Task goal:
Write out all the material exactly. Leave nothing out.

(Raw records)

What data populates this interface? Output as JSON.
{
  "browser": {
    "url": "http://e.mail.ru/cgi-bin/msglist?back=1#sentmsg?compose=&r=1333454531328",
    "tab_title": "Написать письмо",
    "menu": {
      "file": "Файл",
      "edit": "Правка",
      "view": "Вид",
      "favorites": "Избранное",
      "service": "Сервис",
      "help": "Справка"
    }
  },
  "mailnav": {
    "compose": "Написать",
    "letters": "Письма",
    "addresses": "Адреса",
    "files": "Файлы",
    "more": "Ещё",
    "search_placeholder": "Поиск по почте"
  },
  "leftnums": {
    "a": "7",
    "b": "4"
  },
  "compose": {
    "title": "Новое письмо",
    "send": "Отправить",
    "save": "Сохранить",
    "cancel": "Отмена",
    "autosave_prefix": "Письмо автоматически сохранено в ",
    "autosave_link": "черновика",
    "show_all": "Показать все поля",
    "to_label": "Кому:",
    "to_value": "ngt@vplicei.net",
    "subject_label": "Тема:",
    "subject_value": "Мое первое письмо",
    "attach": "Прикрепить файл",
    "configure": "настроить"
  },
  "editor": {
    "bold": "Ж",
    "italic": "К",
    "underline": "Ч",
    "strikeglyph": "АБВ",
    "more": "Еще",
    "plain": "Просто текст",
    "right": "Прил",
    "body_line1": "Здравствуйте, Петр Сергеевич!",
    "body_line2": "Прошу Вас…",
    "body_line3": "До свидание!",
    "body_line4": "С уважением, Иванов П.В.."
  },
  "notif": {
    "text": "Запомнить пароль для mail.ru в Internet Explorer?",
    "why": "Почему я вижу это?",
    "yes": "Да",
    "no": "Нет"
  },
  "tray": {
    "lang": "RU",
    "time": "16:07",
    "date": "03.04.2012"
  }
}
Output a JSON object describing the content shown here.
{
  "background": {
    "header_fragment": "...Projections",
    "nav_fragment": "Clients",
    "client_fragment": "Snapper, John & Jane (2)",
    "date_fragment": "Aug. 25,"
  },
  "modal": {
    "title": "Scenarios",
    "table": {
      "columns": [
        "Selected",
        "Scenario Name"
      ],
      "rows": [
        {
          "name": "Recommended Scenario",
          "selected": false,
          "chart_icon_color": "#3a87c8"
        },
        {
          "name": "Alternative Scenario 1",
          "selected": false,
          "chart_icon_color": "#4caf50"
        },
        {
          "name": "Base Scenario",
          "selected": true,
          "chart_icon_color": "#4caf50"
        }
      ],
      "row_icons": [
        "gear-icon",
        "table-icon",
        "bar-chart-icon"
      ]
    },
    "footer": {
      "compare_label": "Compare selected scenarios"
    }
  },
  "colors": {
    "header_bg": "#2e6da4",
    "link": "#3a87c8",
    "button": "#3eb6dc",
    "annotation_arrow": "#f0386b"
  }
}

Exercise output:
What data populates this interface? Output as JSON.
{
  "browser": {
    "url": "http://e.mail.ru/cgi-bin/msglist?back=1#sentmsg?compose=&r=1333454531328",
    "tab_title": "Написать письмо",
    "menu": {
      "file": "Файл",
      "edit": "Правка",
      "view": "Вид",
      "favorites": "Избранное",
      "service": "Сервис",
      "help": "Справка"
    }
  },
  "mailnav": {
    "compose": "Написать",
    "letters": "Письма",
    "addresses": "Адреса",
    "files": "Файлы",
    "more": "Ещё",
    "search_placeholder": "Поиск по почте"
  },
  "leftnums": {
    "a": "7",
    "b": "4"
  },
  "compose": {
    "title": "Новое письмо",
    "send": "Отправить",
    "save": "Сохранить",
    "cancel": "Отмена",
    "autosave_prefix": "Письмо автоматически сохранено в ",
    "autosave_link": "черновика",
    "show_all": "Показать все поля",
    "to_label": "Кому:",
    "to_value": "ngt@vplicei.net",
    "subject_label": "Тема:",
    "subject_value": "Мое первое письмо",
    "attach": "Прикрепить файл",
    "configure": "настроить"
  },
  "editor": {
    "bold": "Ж",
    "italic": "К",
    "underline": "Ч",
    "strikeglyph": "АБВ",
    "more": "Еще",
    "plain": "Просто текст",
    "right": "Прил",
    "body_line1": "Здравствуйте, Петр Сергеевич!",
    "body_line2": "Прошу Вас…",
    "body_line3": "До свидание!",
    "body_line4": "С уважением, Иванов П.В.."
  },
  "notif": {
    "text": "Запомнить пароль для mail.ru в Internet Explorer?",
    "why": "Почему я вижу это?",
    "yes": "Да",
    "no": "Нет"
  },
  "tray": {
    "lang": "RU",
    "time": "16:07",
    "date": "03.04.2012"
  }
}
Output a JSON object describing the content shown here.
{
  "background": {
    "header_fragment": "...Projections",
    "nav_fragment": "Clients",
    "client_fragment": "Snapper, John & Jane (2)",
    "date_fragment": "Aug. 25,"
  },
  "modal": {
    "title": "Scenarios",
    "table": {
      "columns": [
        "Selected",
        "Scenario Name"
      ],
      "rows": [
        {
          "name": "Recommended Scenario",
          "selected": false,
          "chart_icon_color": "#3a87c8"
        },
        {
          "name": "Alternative Scenario 1",
          "selected": false,
          "chart_icon_color": "#4caf50"
        },
        {
          "name": "Base Scenario",
          "selected": true,
          "chart_icon_color": "#4caf50"
        }
      ],
      "row_icons": [
        "gear-icon",
        "table-icon",
        "bar-chart-icon"
      ]
    },
    "footer": {
      "compare_label": "Compare selected scenarios"
    }
  },
  "colors": {
    "header_bg": "#2e6da4",
    "link": "#3a87c8",
    "button": "#3eb6dc",
    "annotation_arrow": "#f0386b"
  }
}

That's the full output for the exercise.